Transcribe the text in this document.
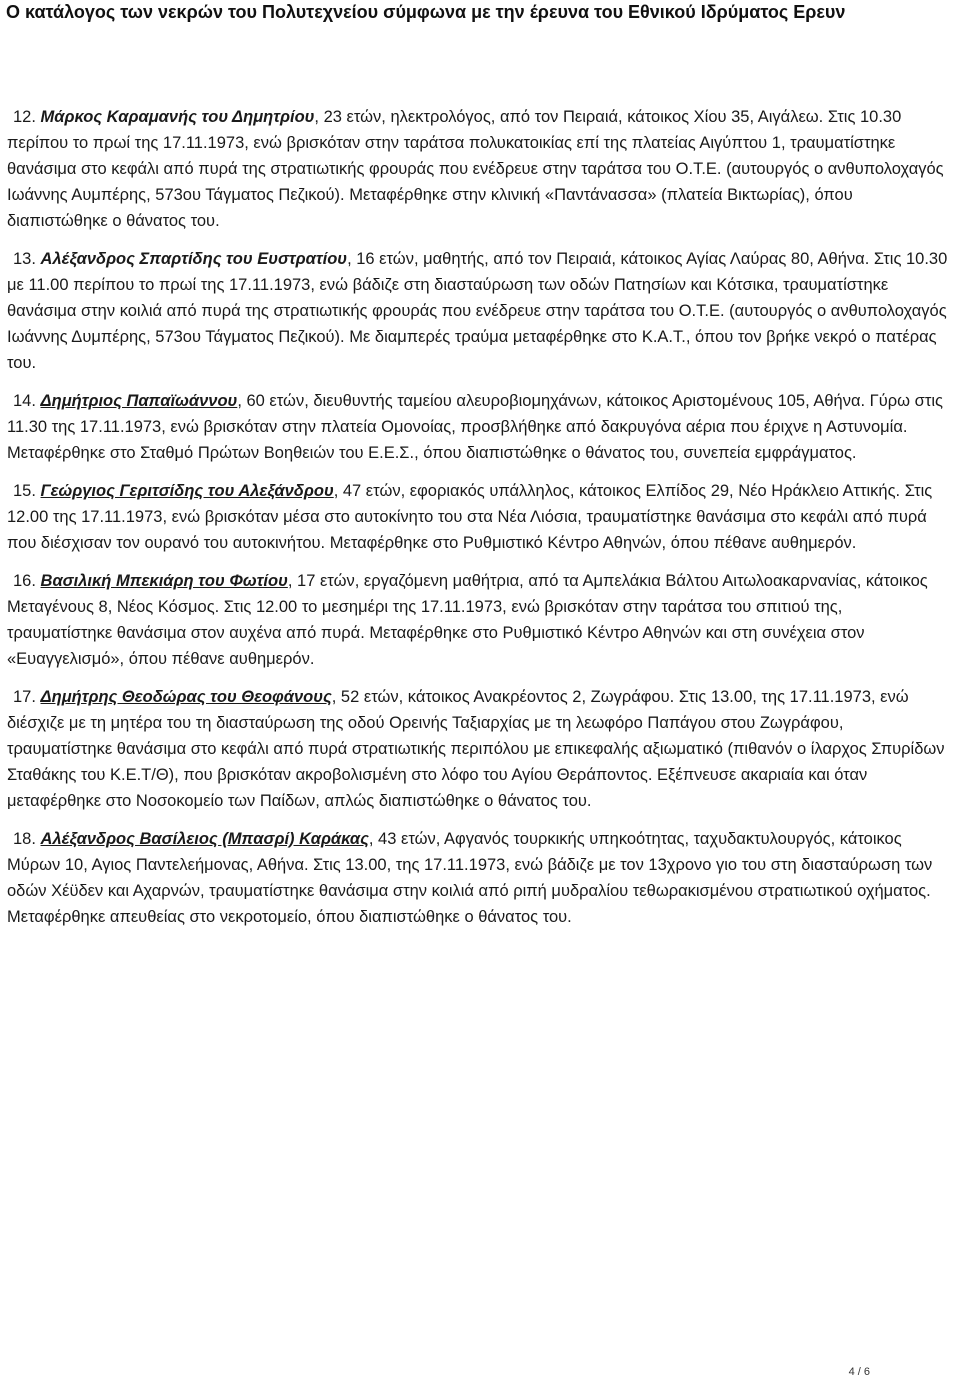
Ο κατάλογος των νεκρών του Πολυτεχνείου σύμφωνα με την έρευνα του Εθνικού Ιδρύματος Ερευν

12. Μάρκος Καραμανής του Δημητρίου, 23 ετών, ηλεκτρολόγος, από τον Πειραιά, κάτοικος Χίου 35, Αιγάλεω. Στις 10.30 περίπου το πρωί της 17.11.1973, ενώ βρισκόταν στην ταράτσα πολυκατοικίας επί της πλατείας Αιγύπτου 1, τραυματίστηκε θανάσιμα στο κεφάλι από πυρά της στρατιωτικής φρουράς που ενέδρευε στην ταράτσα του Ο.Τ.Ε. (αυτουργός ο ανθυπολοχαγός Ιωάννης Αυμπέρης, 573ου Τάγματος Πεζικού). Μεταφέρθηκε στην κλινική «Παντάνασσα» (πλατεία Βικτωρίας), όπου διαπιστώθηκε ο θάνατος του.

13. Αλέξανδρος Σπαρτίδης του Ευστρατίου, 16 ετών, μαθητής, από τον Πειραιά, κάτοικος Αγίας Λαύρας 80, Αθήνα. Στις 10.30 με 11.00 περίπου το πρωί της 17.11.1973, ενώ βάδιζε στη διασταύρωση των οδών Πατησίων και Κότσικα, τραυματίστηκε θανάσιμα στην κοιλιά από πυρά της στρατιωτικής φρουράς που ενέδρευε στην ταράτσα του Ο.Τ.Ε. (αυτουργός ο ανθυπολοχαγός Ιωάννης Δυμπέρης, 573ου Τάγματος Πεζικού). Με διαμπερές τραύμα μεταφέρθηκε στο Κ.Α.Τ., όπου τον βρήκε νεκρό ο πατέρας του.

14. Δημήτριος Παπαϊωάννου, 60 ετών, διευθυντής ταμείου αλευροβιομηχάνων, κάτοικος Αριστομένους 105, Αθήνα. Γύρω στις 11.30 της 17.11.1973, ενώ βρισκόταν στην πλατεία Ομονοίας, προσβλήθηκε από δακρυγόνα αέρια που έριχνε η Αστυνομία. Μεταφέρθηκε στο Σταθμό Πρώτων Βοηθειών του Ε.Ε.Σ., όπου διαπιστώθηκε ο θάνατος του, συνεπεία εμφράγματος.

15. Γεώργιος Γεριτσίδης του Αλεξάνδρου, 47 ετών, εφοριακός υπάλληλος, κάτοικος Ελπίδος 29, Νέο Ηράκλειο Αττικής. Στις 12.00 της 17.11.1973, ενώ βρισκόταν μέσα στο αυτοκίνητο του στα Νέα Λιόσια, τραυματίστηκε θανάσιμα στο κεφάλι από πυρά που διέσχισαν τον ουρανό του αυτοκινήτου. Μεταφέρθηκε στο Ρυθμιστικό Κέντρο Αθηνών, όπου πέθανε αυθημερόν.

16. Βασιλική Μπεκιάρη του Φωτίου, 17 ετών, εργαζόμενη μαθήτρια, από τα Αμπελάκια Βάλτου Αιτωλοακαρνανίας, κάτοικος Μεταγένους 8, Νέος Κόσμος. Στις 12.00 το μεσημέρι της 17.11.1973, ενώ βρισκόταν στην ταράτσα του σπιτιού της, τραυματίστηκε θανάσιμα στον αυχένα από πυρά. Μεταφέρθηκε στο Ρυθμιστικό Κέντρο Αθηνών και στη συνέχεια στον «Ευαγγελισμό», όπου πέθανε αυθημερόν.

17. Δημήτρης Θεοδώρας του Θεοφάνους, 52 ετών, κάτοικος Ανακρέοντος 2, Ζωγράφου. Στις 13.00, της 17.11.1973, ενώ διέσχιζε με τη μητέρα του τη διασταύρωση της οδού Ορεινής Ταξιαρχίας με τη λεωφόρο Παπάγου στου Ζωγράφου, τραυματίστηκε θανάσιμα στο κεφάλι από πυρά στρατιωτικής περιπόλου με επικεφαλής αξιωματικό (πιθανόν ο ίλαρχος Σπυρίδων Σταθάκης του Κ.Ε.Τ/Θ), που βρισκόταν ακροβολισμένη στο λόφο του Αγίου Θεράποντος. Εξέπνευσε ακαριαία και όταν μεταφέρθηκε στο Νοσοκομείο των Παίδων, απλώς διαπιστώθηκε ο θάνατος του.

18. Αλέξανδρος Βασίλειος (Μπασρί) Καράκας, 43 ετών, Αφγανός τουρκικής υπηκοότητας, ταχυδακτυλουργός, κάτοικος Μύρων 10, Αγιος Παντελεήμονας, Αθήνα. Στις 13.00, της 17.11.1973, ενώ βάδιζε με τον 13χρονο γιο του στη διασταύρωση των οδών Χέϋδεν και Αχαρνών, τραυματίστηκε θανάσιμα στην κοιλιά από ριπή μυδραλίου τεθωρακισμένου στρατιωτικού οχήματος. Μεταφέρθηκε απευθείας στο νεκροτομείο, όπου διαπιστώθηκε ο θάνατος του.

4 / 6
--
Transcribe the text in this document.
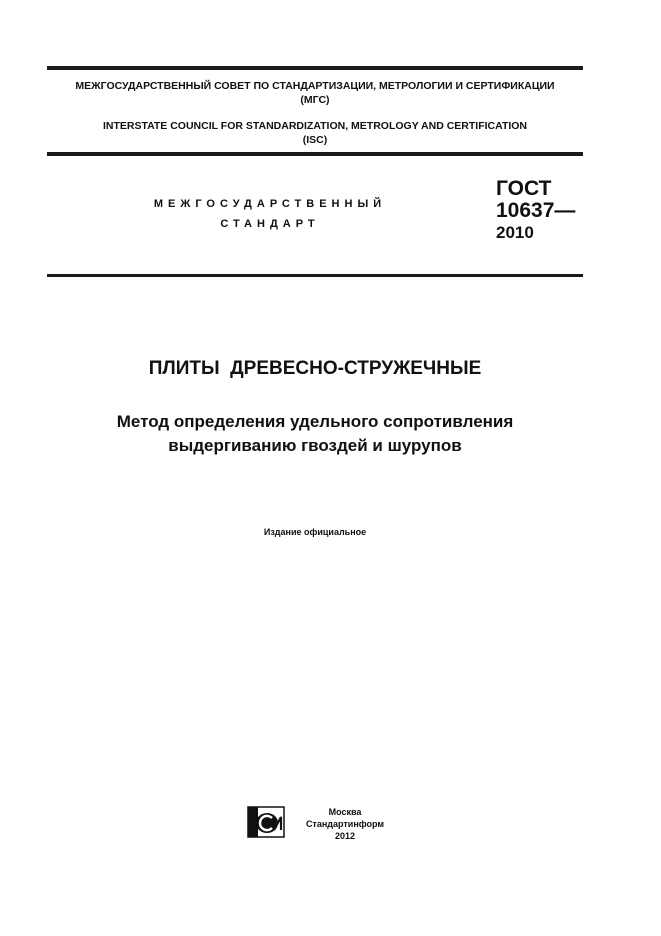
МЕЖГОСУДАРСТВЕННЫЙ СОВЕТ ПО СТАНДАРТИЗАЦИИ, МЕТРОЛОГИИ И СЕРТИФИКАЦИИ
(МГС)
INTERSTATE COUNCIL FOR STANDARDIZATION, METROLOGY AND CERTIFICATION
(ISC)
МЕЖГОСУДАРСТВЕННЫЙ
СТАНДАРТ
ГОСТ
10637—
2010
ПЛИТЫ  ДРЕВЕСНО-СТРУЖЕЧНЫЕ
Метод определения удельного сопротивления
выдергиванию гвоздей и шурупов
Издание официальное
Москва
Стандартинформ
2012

Aim
Copy every line of the listing that contains the word "Κέντρο".

Task answer
15. Γεώργιος Γεριτσίδης του Αλεξάνδρου, 47 ετών, εφοριακός υπάλληλος, κάτοικος Ελπίδος 29, Νέο Ηράκλειο Αττικής. Στις 12.00 της 17.11.1973, ενώ βρισκόταν μέσα στο αυτοκίνητο του στα Νέα Λιόσια, τραυματίστηκε θανάσιμα στο κεφάλι από πυρά που διέσχισαν τον ουρανό του αυτοκινήτου. Μεταφέρθηκε στο Ρυθμιστικό Κέντρο Αθηνών, όπου πέθανε αυθημερόν.
16. Βασιλική Μπεκιάρη του Φωτίου, 17 ετών, εργαζόμενη μαθήτρια, από τα Αμπελάκια Βάλτου Αιτωλοακαρνανίας, κάτοικος Μεταγένους 8, Νέος Κόσμος. Στις 12.00 το μεσημέρι της 17.11.1973, ενώ βρισκόταν στην ταράτσα του σπιτιού της, τραυματίστηκε θανάσιμα στον αυχένα από πυρά. Μεταφέρθηκε στο Ρυθμιστικό Κέντρο Αθηνών και στη συνέχεια στον «Ευαγγελισμό», όπου πέθανε αυθημερόν.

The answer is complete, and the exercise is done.